____ TASK DATA
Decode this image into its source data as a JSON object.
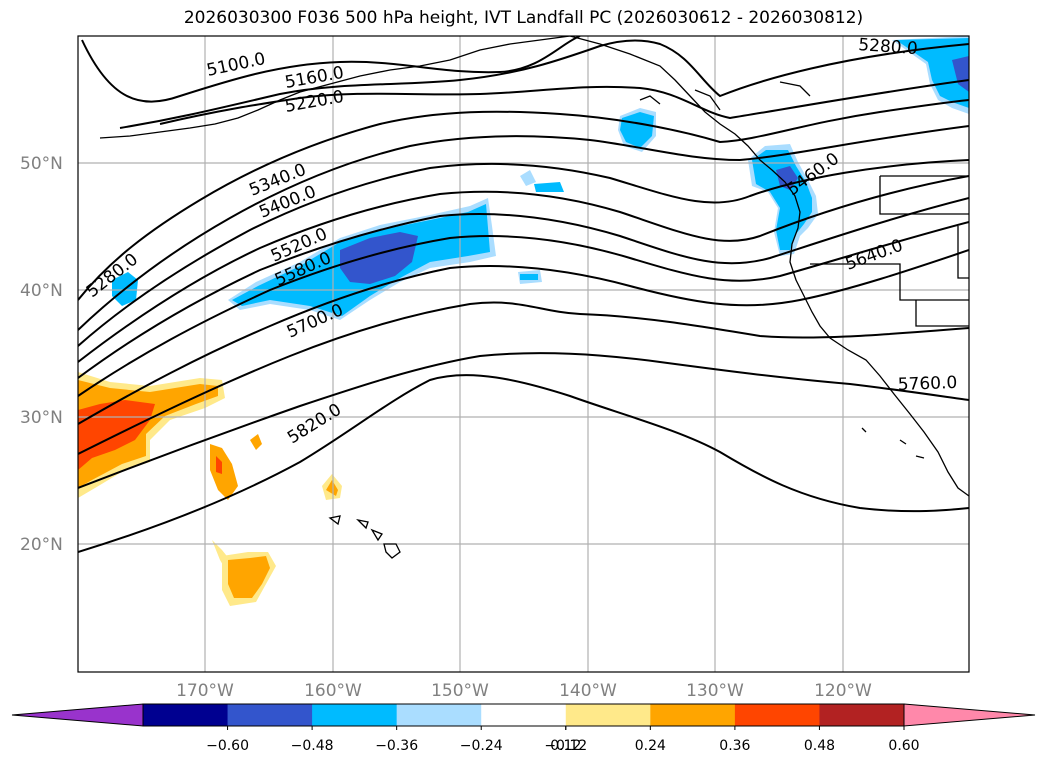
{
  "title": "2026030300 F036 500 hPa height, IVT Landfall PC (2026030612 - 2026030812)",
  "map": {
    "lat_labels": [
      "50°N",
      "40°N",
      "30°N",
      "20°N"
    ],
    "lat_values": [
      50,
      40,
      30,
      20
    ],
    "lon_labels": [
      "170°W",
      "160°W",
      "150°W",
      "140°W",
      "130°W",
      "120°W"
    ],
    "lon_values": [
      -170,
      -160,
      -150,
      -140,
      -130,
      -120
    ],
    "contour_labels": [
      {
        "text": "5100.0",
        "level": 5100
      },
      {
        "text": "5160.0",
        "level": 5160
      },
      {
        "text": "5220.0",
        "level": 5220
      },
      {
        "text": "5280.0",
        "level": 5280
      },
      {
        "text": "5280.0",
        "level": 5280
      },
      {
        "text": "5340.0",
        "level": 5340
      },
      {
        "text": "5400.0",
        "level": 5400
      },
      {
        "text": "5460.0",
        "level": 5460
      },
      {
        "text": "5520.0",
        "level": 5520
      },
      {
        "text": "5580.0",
        "level": 5580
      },
      {
        "text": "5640.0",
        "level": 5640
      },
      {
        "text": "5700.0",
        "level": 5700
      },
      {
        "text": "5760.0",
        "level": 5760
      },
      {
        "text": "5820.0",
        "level": 5820
      }
    ]
  },
  "colorbar": {
    "ticks": [
      "−0.60",
      "−0.48",
      "−0.36",
      "−0.24",
      "−0.12",
      "0.12",
      "0.24",
      "0.36",
      "0.48",
      "0.60"
    ],
    "colors": [
      "#9933cc",
      "#000090",
      "#3355cc",
      "#00bbff",
      "#aaddff",
      "#ffffff",
      "#ffe98a",
      "#ffa500",
      "#ff4500",
      "#b22222",
      "#ff88aa"
    ]
  }
}
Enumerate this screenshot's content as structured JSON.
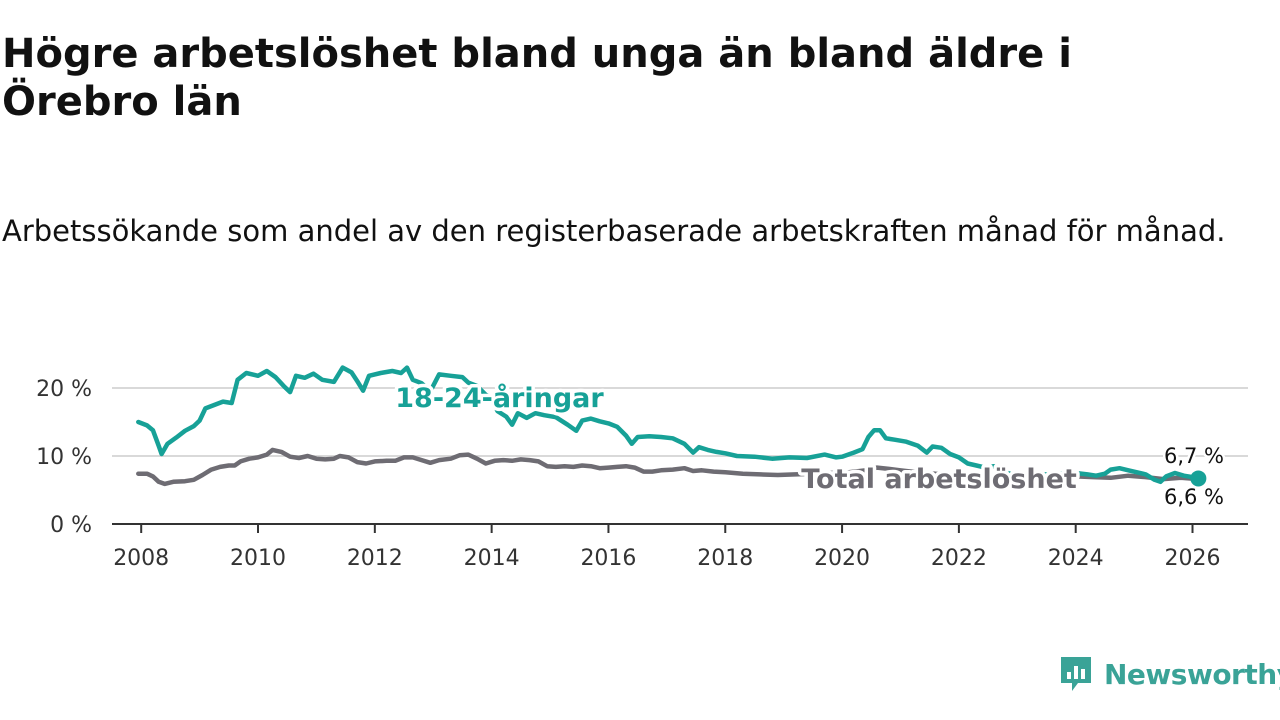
{
  "title": "Högre arbetslöshet bland unga än bland äldre i Örebro län",
  "subtitle": "Arbetssökande som andel av den registerbaserade arbetskraften månad för månad.",
  "brand": {
    "name": "Newsworthy",
    "icon": "newsworthy-logo-icon"
  },
  "colors": {
    "youth": "#17a197",
    "total": "#6e6c73",
    "grid": "#d9d9d9",
    "axis": "#333333",
    "brand": "#3aa397"
  },
  "chart_data": {
    "type": "line",
    "title": "Högre arbetslöshet bland unga än bland äldre i Örebro län",
    "xlabel": "",
    "ylabel": "",
    "xlim": [
      2007.5,
      2026.95
    ],
    "ylim": [
      0,
      25
    ],
    "x_ticks": [
      2008,
      2010,
      2012,
      2014,
      2016,
      2018,
      2020,
      2022,
      2024,
      2026
    ],
    "x_tick_labels": [
      "2008",
      "2010",
      "2012",
      "2014",
      "2016",
      "2018",
      "2020",
      "2022",
      "2024",
      "2026"
    ],
    "y_ticks": [
      0,
      10,
      20
    ],
    "y_tick_labels": [
      "0 %",
      "10 %",
      "20 %"
    ],
    "grid": true,
    "series": [
      {
        "name": "18-24-åringar",
        "label": "18-24-åringar",
        "label_x": 2012.35,
        "label_y": 18.5,
        "end_label": "6,7 %",
        "end_x": 2026.1,
        "end_y": 6.7,
        "points": [
          [
            2007.95,
            15
          ],
          [
            2008.1,
            14.5
          ],
          [
            2008.2,
            13.8
          ],
          [
            2008.3,
            11.5
          ],
          [
            2008.35,
            10.3
          ],
          [
            2008.45,
            11.8
          ],
          [
            2008.6,
            12.7
          ],
          [
            2008.75,
            13.7
          ],
          [
            2008.9,
            14.4
          ],
          [
            2009.0,
            15.2
          ],
          [
            2009.1,
            17
          ],
          [
            2009.25,
            17.5
          ],
          [
            2009.4,
            18
          ],
          [
            2009.55,
            17.8
          ],
          [
            2009.65,
            21.2
          ],
          [
            2009.8,
            22.2
          ],
          [
            2010.0,
            21.8
          ],
          [
            2010.15,
            22.5
          ],
          [
            2010.3,
            21.6
          ],
          [
            2010.45,
            20.2
          ],
          [
            2010.55,
            19.4
          ],
          [
            2010.65,
            21.8
          ],
          [
            2010.8,
            21.5
          ],
          [
            2010.95,
            22.1
          ],
          [
            2011.1,
            21.2
          ],
          [
            2011.3,
            20.9
          ],
          [
            2011.45,
            23
          ],
          [
            2011.6,
            22.3
          ],
          [
            2011.7,
            21
          ],
          [
            2011.8,
            19.6
          ],
          [
            2011.9,
            21.8
          ],
          [
            2012.1,
            22.2
          ],
          [
            2012.3,
            22.5
          ],
          [
            2012.45,
            22.2
          ],
          [
            2012.55,
            23
          ],
          [
            2012.65,
            21.2
          ],
          [
            2012.8,
            20.7
          ],
          [
            2012.95,
            19.5
          ],
          [
            2013.1,
            22
          ],
          [
            2013.3,
            21.8
          ],
          [
            2013.5,
            21.6
          ],
          [
            2013.6,
            20.8
          ],
          [
            2013.75,
            20.3
          ],
          [
            2013.9,
            19
          ],
          [
            2014.0,
            18.5
          ],
          [
            2014.1,
            16.6
          ],
          [
            2014.25,
            15.8
          ],
          [
            2014.35,
            14.6
          ],
          [
            2014.45,
            16.3
          ],
          [
            2014.6,
            15.6
          ],
          [
            2014.75,
            16.3
          ],
          [
            2014.9,
            16.0
          ],
          [
            2015.1,
            15.7
          ],
          [
            2015.3,
            14.6
          ],
          [
            2015.45,
            13.7
          ],
          [
            2015.55,
            15.2
          ],
          [
            2015.7,
            15.5
          ],
          [
            2015.85,
            15.1
          ],
          [
            2016.0,
            14.8
          ],
          [
            2016.15,
            14.3
          ],
          [
            2016.3,
            13.0
          ],
          [
            2016.4,
            11.8
          ],
          [
            2016.5,
            12.8
          ],
          [
            2016.7,
            12.9
          ],
          [
            2016.9,
            12.8
          ],
          [
            2017.1,
            12.6
          ],
          [
            2017.3,
            11.8
          ],
          [
            2017.45,
            10.5
          ],
          [
            2017.55,
            11.3
          ],
          [
            2017.7,
            10.9
          ],
          [
            2017.85,
            10.6
          ],
          [
            2018.0,
            10.4
          ],
          [
            2018.2,
            10.0
          ],
          [
            2018.5,
            9.9
          ],
          [
            2018.8,
            9.6
          ],
          [
            2019.1,
            9.8
          ],
          [
            2019.4,
            9.7
          ],
          [
            2019.7,
            10.2
          ],
          [
            2019.9,
            9.8
          ],
          [
            2020.0,
            9.9
          ],
          [
            2020.2,
            10.5
          ],
          [
            2020.35,
            11.0
          ],
          [
            2020.45,
            12.8
          ],
          [
            2020.55,
            13.8
          ],
          [
            2020.65,
            13.8
          ],
          [
            2020.75,
            12.6
          ],
          [
            2020.9,
            12.4
          ],
          [
            2021.1,
            12.1
          ],
          [
            2021.3,
            11.5
          ],
          [
            2021.45,
            10.5
          ],
          [
            2021.55,
            11.4
          ],
          [
            2021.7,
            11.2
          ],
          [
            2021.85,
            10.3
          ],
          [
            2022.0,
            9.8
          ],
          [
            2022.15,
            8.9
          ],
          [
            2022.3,
            8.6
          ],
          [
            2022.45,
            8.3
          ],
          [
            2022.6,
            8.5
          ],
          [
            2022.75,
            7.8
          ],
          [
            2022.9,
            7.3
          ],
          [
            2023.0,
            7.6
          ],
          [
            2023.15,
            7.1
          ],
          [
            2023.3,
            6.6
          ],
          [
            2023.4,
            7.4
          ],
          [
            2023.55,
            7.2
          ],
          [
            2023.7,
            7.5
          ],
          [
            2023.85,
            7.3
          ],
          [
            2024.0,
            7.5
          ],
          [
            2024.2,
            7.3
          ],
          [
            2024.35,
            7.1
          ],
          [
            2024.5,
            7.4
          ],
          [
            2024.6,
            8
          ],
          [
            2024.75,
            8.2
          ],
          [
            2024.9,
            7.9
          ],
          [
            2025.05,
            7.6
          ],
          [
            2025.2,
            7.3
          ],
          [
            2025.35,
            6.5
          ],
          [
            2025.45,
            6.2
          ],
          [
            2025.55,
            7.0
          ],
          [
            2025.7,
            7.5
          ],
          [
            2025.85,
            7.1
          ],
          [
            2026.0,
            6.9
          ],
          [
            2026.1,
            6.7
          ]
        ]
      },
      {
        "name": "Total arbetslöshet",
        "label": "Total arbetslöshet",
        "label_x": 2019.3,
        "label_y": 6.6,
        "end_label": "6,6 %",
        "end_x": 2026.1,
        "end_y": 6.6,
        "points": [
          [
            2007.95,
            7.4
          ],
          [
            2008.1,
            7.4
          ],
          [
            2008.2,
            7.0
          ],
          [
            2008.3,
            6.2
          ],
          [
            2008.4,
            5.9
          ],
          [
            2008.55,
            6.2
          ],
          [
            2008.75,
            6.3
          ],
          [
            2008.9,
            6.5
          ],
          [
            2009.05,
            7.2
          ],
          [
            2009.2,
            8.0
          ],
          [
            2009.35,
            8.4
          ],
          [
            2009.5,
            8.6
          ],
          [
            2009.6,
            8.6
          ],
          [
            2009.7,
            9.2
          ],
          [
            2009.85,
            9.6
          ],
          [
            2010.0,
            9.8
          ],
          [
            2010.15,
            10.2
          ],
          [
            2010.25,
            10.9
          ],
          [
            2010.4,
            10.6
          ],
          [
            2010.55,
            9.9
          ],
          [
            2010.7,
            9.7
          ],
          [
            2010.85,
            10.0
          ],
          [
            2011.0,
            9.6
          ],
          [
            2011.15,
            9.5
          ],
          [
            2011.3,
            9.6
          ],
          [
            2011.4,
            10.0
          ],
          [
            2011.55,
            9.8
          ],
          [
            2011.7,
            9.1
          ],
          [
            2011.85,
            8.9
          ],
          [
            2012.0,
            9.2
          ],
          [
            2012.2,
            9.3
          ],
          [
            2012.35,
            9.3
          ],
          [
            2012.5,
            9.8
          ],
          [
            2012.65,
            9.8
          ],
          [
            2012.8,
            9.4
          ],
          [
            2012.95,
            9.0
          ],
          [
            2013.1,
            9.4
          ],
          [
            2013.3,
            9.6
          ],
          [
            2013.45,
            10.1
          ],
          [
            2013.6,
            10.2
          ],
          [
            2013.75,
            9.6
          ],
          [
            2013.9,
            8.9
          ],
          [
            2014.05,
            9.3
          ],
          [
            2014.2,
            9.4
          ],
          [
            2014.35,
            9.3
          ],
          [
            2014.5,
            9.5
          ],
          [
            2014.65,
            9.4
          ],
          [
            2014.8,
            9.2
          ],
          [
            2014.95,
            8.5
          ],
          [
            2015.1,
            8.4
          ],
          [
            2015.25,
            8.5
          ],
          [
            2015.4,
            8.4
          ],
          [
            2015.55,
            8.6
          ],
          [
            2015.7,
            8.5
          ],
          [
            2015.85,
            8.2
          ],
          [
            2016.0,
            8.3
          ],
          [
            2016.15,
            8.4
          ],
          [
            2016.3,
            8.5
          ],
          [
            2016.45,
            8.3
          ],
          [
            2016.6,
            7.7
          ],
          [
            2016.75,
            7.7
          ],
          [
            2016.9,
            7.9
          ],
          [
            2017.1,
            8.0
          ],
          [
            2017.3,
            8.2
          ],
          [
            2017.45,
            7.8
          ],
          [
            2017.6,
            7.9
          ],
          [
            2017.8,
            7.7
          ],
          [
            2018.0,
            7.6
          ],
          [
            2018.3,
            7.4
          ],
          [
            2018.6,
            7.3
          ],
          [
            2018.9,
            7.2
          ],
          [
            2019.2,
            7.3
          ],
          [
            2019.5,
            7.4
          ],
          [
            2019.8,
            7.5
          ],
          [
            2020.1,
            7.6
          ],
          [
            2020.4,
            7.9
          ],
          [
            2020.6,
            8.3
          ],
          [
            2020.8,
            8.1
          ],
          [
            2021.0,
            7.9
          ],
          [
            2021.3,
            7.6
          ],
          [
            2021.6,
            7.4
          ],
          [
            2021.9,
            7.3
          ],
          [
            2022.2,
            7.1
          ],
          [
            2022.5,
            7.0
          ],
          [
            2022.8,
            7.0
          ],
          [
            2023.1,
            6.8
          ],
          [
            2023.4,
            6.6
          ],
          [
            2023.7,
            6.8
          ],
          [
            2024.0,
            7.0
          ],
          [
            2024.3,
            6.9
          ],
          [
            2024.6,
            6.8
          ],
          [
            2024.9,
            7.1
          ],
          [
            2025.2,
            6.9
          ],
          [
            2025.5,
            6.6
          ],
          [
            2025.8,
            6.8
          ],
          [
            2026.1,
            6.6
          ]
        ]
      }
    ]
  }
}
________
**TASK DIRECTIONS:** Copy out every line of the material above that mentions the word "Örebro".

**IN RESPONSE:**
  "title": "Högre arbetslöshet bland unga än bland äldre i Örebro län",
    "title": "Högre arbetslöshet bland unga än bland äldre i Örebro län",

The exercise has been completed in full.